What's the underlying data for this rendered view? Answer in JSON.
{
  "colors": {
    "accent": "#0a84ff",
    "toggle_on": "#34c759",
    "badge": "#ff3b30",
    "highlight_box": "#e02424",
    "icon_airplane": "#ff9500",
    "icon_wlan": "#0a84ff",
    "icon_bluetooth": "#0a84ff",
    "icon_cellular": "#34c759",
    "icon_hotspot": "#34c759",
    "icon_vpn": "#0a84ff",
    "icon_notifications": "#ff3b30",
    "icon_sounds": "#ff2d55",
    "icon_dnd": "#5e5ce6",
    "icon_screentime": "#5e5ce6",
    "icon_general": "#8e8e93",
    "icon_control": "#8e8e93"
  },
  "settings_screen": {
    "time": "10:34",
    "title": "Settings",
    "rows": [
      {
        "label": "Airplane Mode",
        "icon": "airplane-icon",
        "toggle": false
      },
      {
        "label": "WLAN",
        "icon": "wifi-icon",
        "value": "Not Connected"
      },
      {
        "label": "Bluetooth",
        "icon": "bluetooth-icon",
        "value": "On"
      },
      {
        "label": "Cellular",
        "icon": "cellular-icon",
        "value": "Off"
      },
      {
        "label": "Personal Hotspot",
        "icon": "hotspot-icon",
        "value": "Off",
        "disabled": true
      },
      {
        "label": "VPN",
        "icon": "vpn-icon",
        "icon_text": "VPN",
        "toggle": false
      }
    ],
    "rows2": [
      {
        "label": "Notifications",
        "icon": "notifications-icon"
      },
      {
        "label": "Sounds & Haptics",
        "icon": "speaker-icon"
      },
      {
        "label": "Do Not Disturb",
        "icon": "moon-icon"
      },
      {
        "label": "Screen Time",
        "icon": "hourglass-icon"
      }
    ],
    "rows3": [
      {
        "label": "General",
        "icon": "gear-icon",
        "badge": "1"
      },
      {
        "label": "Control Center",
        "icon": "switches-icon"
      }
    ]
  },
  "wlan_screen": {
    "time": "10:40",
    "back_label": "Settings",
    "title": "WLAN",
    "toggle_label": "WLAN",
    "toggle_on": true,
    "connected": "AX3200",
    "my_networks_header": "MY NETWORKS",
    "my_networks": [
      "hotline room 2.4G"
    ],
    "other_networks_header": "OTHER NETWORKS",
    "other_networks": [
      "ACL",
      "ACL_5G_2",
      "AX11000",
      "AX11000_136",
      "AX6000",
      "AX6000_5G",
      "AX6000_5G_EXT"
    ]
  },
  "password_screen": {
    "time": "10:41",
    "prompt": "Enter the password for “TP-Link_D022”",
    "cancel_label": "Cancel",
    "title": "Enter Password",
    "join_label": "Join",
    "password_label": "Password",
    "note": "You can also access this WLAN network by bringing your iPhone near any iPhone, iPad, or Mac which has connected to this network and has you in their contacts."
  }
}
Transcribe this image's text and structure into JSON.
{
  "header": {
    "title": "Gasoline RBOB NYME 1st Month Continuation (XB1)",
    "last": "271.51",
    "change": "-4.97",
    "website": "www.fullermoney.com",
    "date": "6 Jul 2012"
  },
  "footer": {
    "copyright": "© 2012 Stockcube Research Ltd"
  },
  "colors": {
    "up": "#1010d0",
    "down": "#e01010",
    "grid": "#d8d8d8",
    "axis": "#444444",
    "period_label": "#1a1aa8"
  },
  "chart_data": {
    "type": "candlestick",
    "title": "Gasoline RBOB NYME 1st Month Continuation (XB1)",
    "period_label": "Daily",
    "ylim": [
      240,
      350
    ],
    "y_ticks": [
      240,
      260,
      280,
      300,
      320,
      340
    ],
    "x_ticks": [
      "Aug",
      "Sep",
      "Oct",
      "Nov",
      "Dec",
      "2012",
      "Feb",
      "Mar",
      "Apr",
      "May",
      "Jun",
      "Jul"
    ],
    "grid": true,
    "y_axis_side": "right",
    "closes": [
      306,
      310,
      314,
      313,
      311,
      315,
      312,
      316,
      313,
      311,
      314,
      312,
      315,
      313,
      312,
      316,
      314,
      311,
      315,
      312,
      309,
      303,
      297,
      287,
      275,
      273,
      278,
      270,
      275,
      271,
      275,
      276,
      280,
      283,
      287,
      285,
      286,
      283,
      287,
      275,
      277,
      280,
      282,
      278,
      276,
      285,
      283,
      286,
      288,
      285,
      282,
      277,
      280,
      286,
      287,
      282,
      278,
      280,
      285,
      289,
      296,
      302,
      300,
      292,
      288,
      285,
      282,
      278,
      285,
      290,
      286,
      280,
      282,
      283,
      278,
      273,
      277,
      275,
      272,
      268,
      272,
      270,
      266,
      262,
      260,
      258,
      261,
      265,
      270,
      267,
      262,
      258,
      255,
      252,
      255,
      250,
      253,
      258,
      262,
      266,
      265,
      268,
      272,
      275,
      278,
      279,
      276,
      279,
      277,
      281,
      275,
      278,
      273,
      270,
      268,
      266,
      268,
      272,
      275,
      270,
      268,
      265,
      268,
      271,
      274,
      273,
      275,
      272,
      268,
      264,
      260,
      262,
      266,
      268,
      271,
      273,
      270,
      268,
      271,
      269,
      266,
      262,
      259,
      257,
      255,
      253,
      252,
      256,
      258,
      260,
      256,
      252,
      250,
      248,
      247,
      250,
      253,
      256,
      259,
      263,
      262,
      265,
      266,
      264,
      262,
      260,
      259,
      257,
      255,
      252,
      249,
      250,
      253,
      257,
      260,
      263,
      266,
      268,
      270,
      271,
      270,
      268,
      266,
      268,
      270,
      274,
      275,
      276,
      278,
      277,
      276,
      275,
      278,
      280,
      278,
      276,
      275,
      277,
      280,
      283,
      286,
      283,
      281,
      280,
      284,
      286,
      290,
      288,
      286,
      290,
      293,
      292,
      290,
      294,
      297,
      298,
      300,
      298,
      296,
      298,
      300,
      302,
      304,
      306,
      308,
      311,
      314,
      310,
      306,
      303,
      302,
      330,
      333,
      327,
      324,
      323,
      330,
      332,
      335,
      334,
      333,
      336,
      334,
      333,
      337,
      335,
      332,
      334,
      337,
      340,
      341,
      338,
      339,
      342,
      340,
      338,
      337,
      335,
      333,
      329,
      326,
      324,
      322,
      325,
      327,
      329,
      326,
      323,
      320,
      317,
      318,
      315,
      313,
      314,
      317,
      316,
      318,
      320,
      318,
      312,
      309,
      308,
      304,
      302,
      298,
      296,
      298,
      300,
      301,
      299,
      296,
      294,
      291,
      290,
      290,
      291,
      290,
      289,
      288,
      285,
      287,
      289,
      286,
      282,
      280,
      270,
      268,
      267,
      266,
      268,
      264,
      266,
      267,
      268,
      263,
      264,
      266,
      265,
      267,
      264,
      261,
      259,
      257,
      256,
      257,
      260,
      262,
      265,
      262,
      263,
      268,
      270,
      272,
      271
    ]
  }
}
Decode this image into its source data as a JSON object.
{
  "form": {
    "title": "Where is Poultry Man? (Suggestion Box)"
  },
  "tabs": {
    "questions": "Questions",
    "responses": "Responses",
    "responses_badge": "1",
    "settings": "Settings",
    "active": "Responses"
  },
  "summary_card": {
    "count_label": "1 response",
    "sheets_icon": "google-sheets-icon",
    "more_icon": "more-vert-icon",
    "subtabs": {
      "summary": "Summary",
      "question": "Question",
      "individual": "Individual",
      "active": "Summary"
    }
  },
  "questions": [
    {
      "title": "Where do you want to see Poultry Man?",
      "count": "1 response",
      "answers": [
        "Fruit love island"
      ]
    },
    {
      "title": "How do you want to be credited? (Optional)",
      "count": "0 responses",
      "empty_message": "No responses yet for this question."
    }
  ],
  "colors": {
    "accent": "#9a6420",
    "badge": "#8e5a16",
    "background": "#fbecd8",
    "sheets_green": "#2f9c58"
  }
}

# # #

◆ **Exercise**: Write the entries again, exactly as they stand.

◆ **Completed task**:
What's the underlying data for this rendered view? Answer in JSON.
{
  "colors": {
    "accent": "#0a84ff",
    "toggle_on": "#34c759",
    "badge": "#ff3b30",
    "highlight_box": "#e02424",
    "icon_airplane": "#ff9500",
    "icon_wlan": "#0a84ff",
    "icon_bluetooth": "#0a84ff",
    "icon_cellular": "#34c759",
    "icon_hotspot": "#34c759",
    "icon_vpn": "#0a84ff",
    "icon_notifications": "#ff3b30",
    "icon_sounds": "#ff2d55",
    "icon_dnd": "#5e5ce6",
    "icon_screentime": "#5e5ce6",
    "icon_general": "#8e8e93",
    "icon_control": "#8e8e93"
  },
  "settings_screen": {
    "time": "10:34",
    "title": "Settings",
    "rows": [
      {
        "label": "Airplane Mode",
        "icon": "airplane-icon",
        "toggle": false
      },
      {
        "label": "WLAN",
        "icon": "wifi-icon",
        "value": "Not Connected"
      },
      {
        "label": "Bluetooth",
        "icon": "bluetooth-icon",
        "value": "On"
      },
      {
        "label": "Cellular",
        "icon": "cellular-icon",
        "value": "Off"
      },
      {
        "label": "Personal Hotspot",
        "icon": "hotspot-icon",
        "value": "Off",
        "disabled": true
      },
      {
        "label": "VPN",
        "icon": "vpn-icon",
        "icon_text": "VPN",
        "toggle": false
      }
    ],
    "rows2": [
      {
        "label": "Notifications",
        "icon": "notifications-icon"
      },
      {
        "label": "Sounds & Haptics",
        "icon": "speaker-icon"
      },
      {
        "label": "Do Not Disturb",
        "icon": "moon-icon"
      },
      {
        "label": "Screen Time",
        "icon": "hourglass-icon"
      }
    ],
    "rows3": [
      {
        "label": "General",
        "icon": "gear-icon",
        "badge": "1"
      },
      {
        "label": "Control Center",
        "icon": "switches-icon"
      }
    ]
  },
  "wlan_screen": {
    "time": "10:40",
    "back_label": "Settings",
    "title": "WLAN",
    "toggle_label": "WLAN",
    "toggle_on": true,
    "connected": "AX3200",
    "my_networks_header": "MY NETWORKS",
    "my_networks": [
      "hotline room 2.4G"
    ],
    "other_networks_header": "OTHER NETWORKS",
    "other_networks": [
      "ACL",
      "ACL_5G_2",
      "AX11000",
      "AX11000_136",
      "AX6000",
      "AX6000_5G",
      "AX6000_5G_EXT"
    ]
  },
  "password_screen": {
    "time": "10:41",
    "prompt": "Enter the password for “TP-Link_D022”",
    "cancel_label": "Cancel",
    "title": "Enter Password",
    "join_label": "Join",
    "password_label": "Password",
    "note": "You can also access this WLAN network by bringing your iPhone near any iPhone, iPad, or Mac which has connected to this network and has you in their contacts."
  }
}
Transcribe this image's text and structure into JSON.
{
  "header": {
    "title": "Gasoline RBOB NYME 1st Month Continuation (XB1)",
    "last": "271.51",
    "change": "-4.97",
    "website": "www.fullermoney.com",
    "date": "6 Jul 2012"
  },
  "footer": {
    "copyright": "© 2012 Stockcube Research Ltd"
  },
  "colors": {
    "up": "#1010d0",
    "down": "#e01010",
    "grid": "#d8d8d8",
    "axis": "#444444",
    "period_label": "#1a1aa8"
  },
  "chart_data": {
    "type": "candlestick",
    "title": "Gasoline RBOB NYME 1st Month Continuation (XB1)",
    "period_label": "Daily",
    "ylim": [
      240,
      350
    ],
    "y_ticks": [
      240,
      260,
      280,
      300,
      320,
      340
    ],
    "x_ticks": [
      "Aug",
      "Sep",
      "Oct",
      "Nov",
      "Dec",
      "2012",
      "Feb",
      "Mar",
      "Apr",
      "May",
      "Jun",
      "Jul"
    ],
    "grid": true,
    "y_axis_side": "right",
    "closes": [
      306,
      310,
      314,
      313,
      311,
      315,
      312,
      316,
      313,
      311,
      314,
      312,
      315,
      313,
      312,
      316,
      314,
      311,
      315,
      312,
      309,
      303,
      297,
      287,
      275,
      273,
      278,
      270,
      275,
      271,
      275,
      276,
      280,
      283,
      287,
      285,
      286,
      283,
      287,
      275,
      277,
      280,
      282,
      278,
      276,
      285,
      283,
      286,
      288,
      285,
      282,
      277,
      280,
      286,
      287,
      282,
      278,
      280,
      285,
      289,
      296,
      302,
      300,
      292,
      288,
      285,
      282,
      278,
      285,
      290,
      286,
      280,
      282,
      283,
      278,
      273,
      277,
      275,
      272,
      268,
      272,
      270,
      266,
      262,
      260,
      258,
      261,
      265,
      270,
      267,
      262,
      258,
      255,
      252,
      255,
      250,
      253,
      258,
      262,
      266,
      265,
      268,
      272,
      275,
      278,
      279,
      276,
      279,
      277,
      281,
      275,
      278,
      273,
      270,
      268,
      266,
      268,
      272,
      275,
      270,
      268,
      265,
      268,
      271,
      274,
      273,
      275,
      272,
      268,
      264,
      260,
      262,
      266,
      268,
      271,
      273,
      270,
      268,
      271,
      269,
      266,
      262,
      259,
      257,
      255,
      253,
      252,
      256,
      258,
      260,
      256,
      252,
      250,
      248,
      247,
      250,
      253,
      256,
      259,
      263,
      262,
      265,
      266,
      264,
      262,
      260,
      259,
      257,
      255,
      252,
      249,
      250,
      253,
      257,
      260,
      263,
      266,
      268,
      270,
      271,
      270,
      268,
      266,
      268,
      270,
      274,
      275,
      276,
      278,
      277,
      276,
      275,
      278,
      280,
      278,
      276,
      275,
      277,
      280,
      283,
      286,
      283,
      281,
      280,
      284,
      286,
      290,
      288,
      286,
      290,
      293,
      292,
      290,
      294,
      297,
      298,
      300,
      298,
      296,
      298,
      300,
      302,
      304,
      306,
      308,
      311,
      314,
      310,
      306,
      303,
      302,
      330,
      333,
      327,
      324,
      323,
      330,
      332,
      335,
      334,
      333,
      336,
      334,
      333,
      337,
      335,
      332,
      334,
      337,
      340,
      341,
      338,
      339,
      342,
      340,
      338,
      337,
      335,
      333,
      329,
      326,
      324,
      322,
      325,
      327,
      329,
      326,
      323,
      320,
      317,
      318,
      315,
      313,
      314,
      317,
      316,
      318,
      320,
      318,
      312,
      309,
      308,
      304,
      302,
      298,
      296,
      298,
      300,
      301,
      299,
      296,
      294,
      291,
      290,
      290,
      291,
      290,
      289,
      288,
      285,
      287,
      289,
      286,
      282,
      280,
      270,
      268,
      267,
      266,
      268,
      264,
      266,
      267,
      268,
      263,
      264,
      266,
      265,
      267,
      264,
      261,
      259,
      257,
      256,
      257,
      260,
      262,
      265,
      262,
      263,
      268,
      270,
      272,
      271
    ]
  }
}
Decode this image into its source data as a JSON object.
{
  "form": {
    "title": "Where is Poultry Man? (Suggestion Box)"
  },
  "tabs": {
    "questions": "Questions",
    "responses": "Responses",
    "responses_badge": "1",
    "settings": "Settings",
    "active": "Responses"
  },
  "summary_card": {
    "count_label": "1 response",
    "sheets_icon": "google-sheets-icon",
    "more_icon": "more-vert-icon",
    "subtabs": {
      "summary": "Summary",
      "question": "Question",
      "individual": "Individual",
      "active": "Summary"
    }
  },
  "questions": [
    {
      "title": "Where do you want to see Poultry Man?",
      "count": "1 response",
      "answers": [
        "Fruit love island"
      ]
    },
    {
      "title": "How do you want to be credited? (Optional)",
      "count": "0 responses",
      "empty_message": "No responses yet for this question."
    }
  ],
  "colors": {
    "accent": "#9a6420",
    "badge": "#8e5a16",
    "background": "#fbecd8",
    "sheets_green": "#2f9c58"
  }
}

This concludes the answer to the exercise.